>> START Data to use

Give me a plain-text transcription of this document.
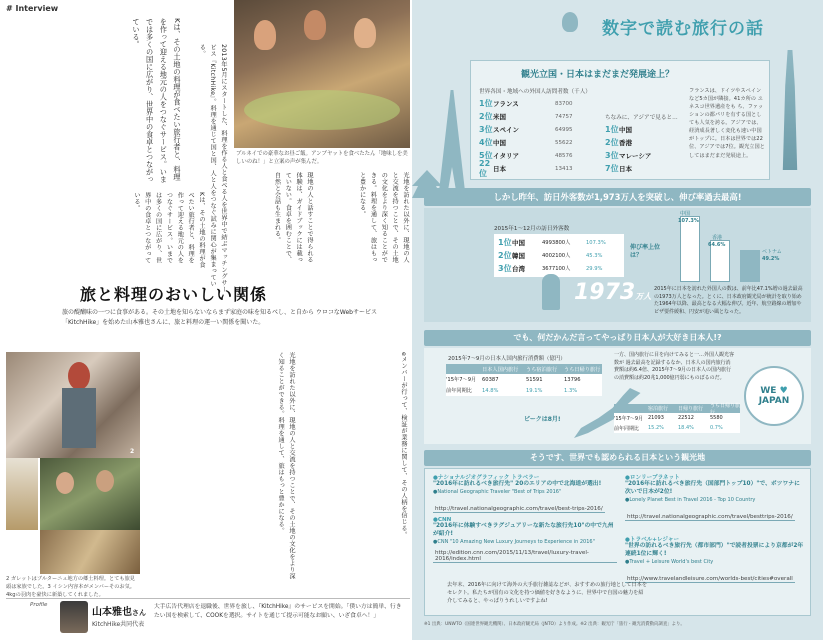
# Interview
2013年5月にスタートした、料理を作る人と食べる人を世界中で結ぶマッチングサービス『KitchHike』。料理を通じて国と国、人と人をつなぐ試みに関心が集まっている。
Kは、その土地の料理が食べたい旅行者と、料理を作って迎える地元の人をつなぐサービス。いまでは多くの国に広がり、世界中の食卓とつながっている。
ブルネイでの豪華なお昼ご飯。アンブヤットを食べたたん「地味しを美しいのね！」と立案の声が集んだ。
光地を訪れた以外に、現地の人と交流を持つことで、その土地の文化をより深く知ることができる。料理を通して、旅はもっと豊かになる。
現地の人と話すことで得られる体験は、ガイドブックには載っていない。食卓を囲むことで、自然と会話も生まれる。
Kは、その土地の料理が食べたい旅行者と、料理を作って迎える地元の人をつなぐサービス。いまでは多くの国に広がり、世界中の食卓とつながっている。
旅と料理のおいしい関係
旅の醍醐味の一つに食事がある。その土地を知らないならまず家庭の味を知るべし、と自から ウロコなWebサービス「KitchHike」を始めた山本雅也さんに、旅と料理の運一い関係を聞いた。
2
2 ガレットはブルターニュ地方の郷土料理。とても旅見頭は家族でした。3 イシン内容本がメンバーそのお気。4kgの羽肉を豪快に新築してくれました。
eメンバーが行って、検証が業務に関して、その人柄を信じる。
光地を訪れた以外に、現地の人と交流を持つことで、その土地の文化をより深く知ることができる。料理を通して、旅はもっと豊かになる。
Profile
山本雅也さん
KitchHike共同代表
大手広告代理店を退職後、世界を旅し、『KitchHike』のサービスを開始。「僕い方は簡単、行きたい国を検索して、COOKを選択。サイトを通じて提示可能なお願い、いざ食卓へ！」
数字で読む旅行の話
観光立国・日本はまだまだ発展途上？
世界各国・地域への外国人訪問者数（千人）
1位 フランス	83700
2位 米国	74757
3位 スペイン	64995
4位 中国	55622
5位 イタリア	48576
22位 日本	13413
ちなみに、アジアで見ると…
1位 中国
2位 香港
3位 マレーシア
7位 日本
フランスは、ドイツやスペインなど5カ国が隣接。41カ所の ユネスコ世界遺産をも ち、ファッションの都パリを有する国としても人気を誇る。アジアでは、経済成長著しく変化も速い中国がトップに。日本は世界では22位、アジアでは7位。観光立国としてはまだまだ発展途上。
しかし昨年、訪日外客数が1,973万人を突破し、伸び率過去最高!
2015年1〜12月の訪日外客数
1位 中国	4993800人	107.3%
2位 韓国	4002100人	45.3%
3位 台湾	3677100人	29.9%
伸び率上位は？
中国
107.3%
香港
64.6%
ベトナム
49.2%
1973万人
2015年に日本を訪れた外国人の数は、前年比47.1%増の過去最高の1973万人となった。とくに、日本政府観光局が統計を取り始めた1964年以降、最高となる大幅な伸び。近年、航空路線の増加やビザ要件緩和、円安が追い風となった。
でも、何だかんだ言ってやっぱり日本人が大好き日本人!?
2015年7〜9月の日本人国内旅行消費額（億円）
日本人国内旅行	うち宿泊旅行	うち日帰り旅行
'15年7〜9月	60387	51591	13796
前年同期比	14.8%	19.1%	1.3%
ピークは8月!
一方、国内旅行に目を向けてみると一…外国人観光客数が 過去最高を記録するなか、日本人の国内旅行消費額は約6.4倍、2015年7〜9月の日本人の国内旅行の消費額は約20兆1,000億円弱にものぼるのだ。
宿泊旅行	日帰り旅行
うち日帰り旅行
'15年7〜9月 21093	22512	5580
前年同期比	15.2%	18.4%	0.7%
WE ♥
JAPAN
そうです、世界でも認められる日本という観光地
●ナショナルジオグラフィック トラベラー
"2016年に訪れるべき旅行先" 20のエリアの中で北海道が選出!
●National Geographic Traveler "Best of Trips 2016"
http://travel.nationalgeographic.com/travel/best-trips-2016/
●ロンリープラネット
"2016年に訪れるべき旅行先（国部門トップ10）"で、ボツワナに次いで日本が2位!
●Lonely Planet Best in Travel 2016 - Top 10 Country
http://travel.nationalgeographic.com/travel/besttrips-2016/
●CNN
"2016年に体験すべきラグジュアリーな新たな旅行先10"の中で九州が紹介!
●CNN "10 Amazing New Luxury Journeys to Experience in 2016"
http://edition.cnn.com/2015/11/13/travel/luxury-travel-2016/index.html
●トラベル+レジャー
"世界の訪れるべき旅行先（都市部門）"で読者投票により京都が2年連続1位に輝く!
●Travel + Leisure World's best City
http://www.travelandleisure.com/worlds-best/cities#overall
去年末、2016年に向けて海外の大手旅行雑誌などが、おすすめの旅行地として日本をセレクト。私たちが国有の文化を持つ価値を好きなように、世界中で自国の魅力を紹介してみると、やっぱりうれしいですよね!
※1 出典：UNWTO（国連世界観光機関）、日本政府観光局（JNTO）より作成。※2 出典：観光庁「旅行・観光消費動向調査」より。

>> END Data to use

## Task instructions
Take the records above and transcribe them exactly, dropping every picture.

## Finished answer
Give me a plain-text transcription of this document.
# Interview
2013年5月にスタートした、料理を作る人と食べる人を世界中で結ぶマッチングサービス『KitchHike』。料理を通じて国と国、人と人をつなぐ試みに関心が集まっている。
Kは、その土地の料理が食べたい旅行者と、料理を作って迎える地元の人をつなぐサービス。いまでは多くの国に広がり、世界中の食卓とつながっている。
ブルネイでの豪華なお昼ご飯。アンブヤットを食べたたん「地味しを美しいのね！」と立案の声が集んだ。
光地を訪れた以外に、現地の人と交流を持つことで、その土地の文化をより深く知ることができる。料理を通して、旅はもっと豊かになる。
現地の人と話すことで得られる体験は、ガイドブックには載っていない。食卓を囲むことで、自然と会話も生まれる。
Kは、その土地の料理が食べたい旅行者と、料理を作って迎える地元の人をつなぐサービス。いまでは多くの国に広がり、世界中の食卓とつながっている。
旅と料理のおいしい関係
旅の醍醐味の一つに食事がある。その土地を知らないならまず家庭の味を知るべし、と自から ウロコなWebサービス「KitchHike」を始めた山本雅也さんに、旅と料理の運一い関係を聞いた。
2
2 ガレットはブルターニュ地方の郷土料理。とても旅見頭は家族でした。3 イシン内容本がメンバーそのお気。4kgの羽肉を豪快に新築してくれました。
eメンバーが行って、検証が業務に関して、その人柄を信じる。
光地を訪れた以外に、現地の人と交流を持つことで、その土地の文化をより深く知ることができる。料理を通して、旅はもっと豊かになる。
Profile
山本雅也さん
KitchHike共同代表
大手広告代理店を退職後、世界を旅し、『KitchHike』のサービスを開始。「僕い方は簡単、行きたい国を検索して、COOKを選択。サイトを通じて提示可能なお願い、いざ食卓へ！」
数字で読む旅行の話
観光立国・日本はまだまだ発展途上？
世界各国・地域への外国人訪問者数（千人）
1位 フランス	83700
2位 米国	74757
3位 スペイン	64995
4位 中国	55622
5位 イタリア	48576
22位 日本	13413
ちなみに、アジアで見ると…
1位 中国
2位 香港
3位 マレーシア
7位 日本
フランスは、ドイツやスペインなど5カ国が隣接。41カ所の ユネスコ世界遺産をも ち、ファッションの都パリを有する国としても人気を誇る。アジアでは、経済成長著しく変化も速い中国がトップに。日本は世界では22位、アジアでは7位。観光立国としてはまだまだ発展途上。
しかし昨年、訪日外客数が1,973万人を突破し、伸び率過去最高!
2015年1〜12月の訪日外客数
1位 中国	4993800人	107.3%
2位 韓国	4002100人	45.3%
3位 台湾	3677100人	29.9%
伸び率上位は？
中国
107.3%
香港
64.6%
ベトナム
49.2%
1973万人
2015年に日本を訪れた外国人の数は、前年比47.1%増の過去最高の1973万人となった。とくに、日本政府観光局が統計を取り始めた1964年以降、最高となる大幅な伸び。近年、航空路線の増加やビザ要件緩和、円安が追い風となった。
でも、何だかんだ言ってやっぱり日本人が大好き日本人!?
2015年7〜9月の日本人国内旅行消費額（億円）
日本人国内旅行	うち宿泊旅行	うち日帰り旅行
'15年7〜9月	60387	51591	13796
前年同期比	14.8%	19.1%	1.3%
ピークは8月!
一方、国内旅行に目を向けてみると一…外国人観光客数が 過去最高を記録するなか、日本人の国内旅行消費額は約6.4倍、2015年7〜9月の日本人の国内旅行の消費額は約20兆1,000億円弱にものぼるのだ。
宿泊旅行	日帰り旅行
うち日帰り旅行
'15年7〜9月 21093	22512	5580
前年同期比	15.2%	18.4%	0.7%
WE ♥
JAPAN
そうです、世界でも認められる日本という観光地
●ナショナルジオグラフィック トラベラー
"2016年に訪れるべき旅行先" 20のエリアの中で北海道が選出!
●National Geographic Traveler "Best of Trips 2016"
http://travel.nationalgeographic.com/travel/best-trips-2016/
●ロンリープラネット
"2016年に訪れるべき旅行先（国部門トップ10）"で、ボツワナに次いで日本が2位!
●Lonely Planet Best in Travel 2016 - Top 10 Country
http://travel.nationalgeographic.com/travel/besttrips-2016/
●CNN
"2016年に体験すべきラグジュアリーな新たな旅行先10"の中で九州が紹介!
●CNN "10 Amazing New Luxury Journeys to Experience in 2016"
http://edition.cnn.com/2015/11/13/travel/luxury-travel-2016/index.html
●トラベル+レジャー
"世界の訪れるべき旅行先（都市部門）"で読者投票により京都が2年連続1位に輝く!
●Travel + Leisure World's best City
http://www.travelandleisure.com/worlds-best/cities#overall
去年末、2016年に向けて海外の大手旅行雑誌などが、おすすめの旅行地として日本をセレクト。私たちが国有の文化を持つ価値を好きなように、世界中で自国の魅力を紹介してみると、やっぱりうれしいですよね!
※1 出典：UNWTO（国連世界観光機関）、日本政府観光局（JNTO）より作成。※2 出典：観光庁「旅行・観光消費動向調査」より。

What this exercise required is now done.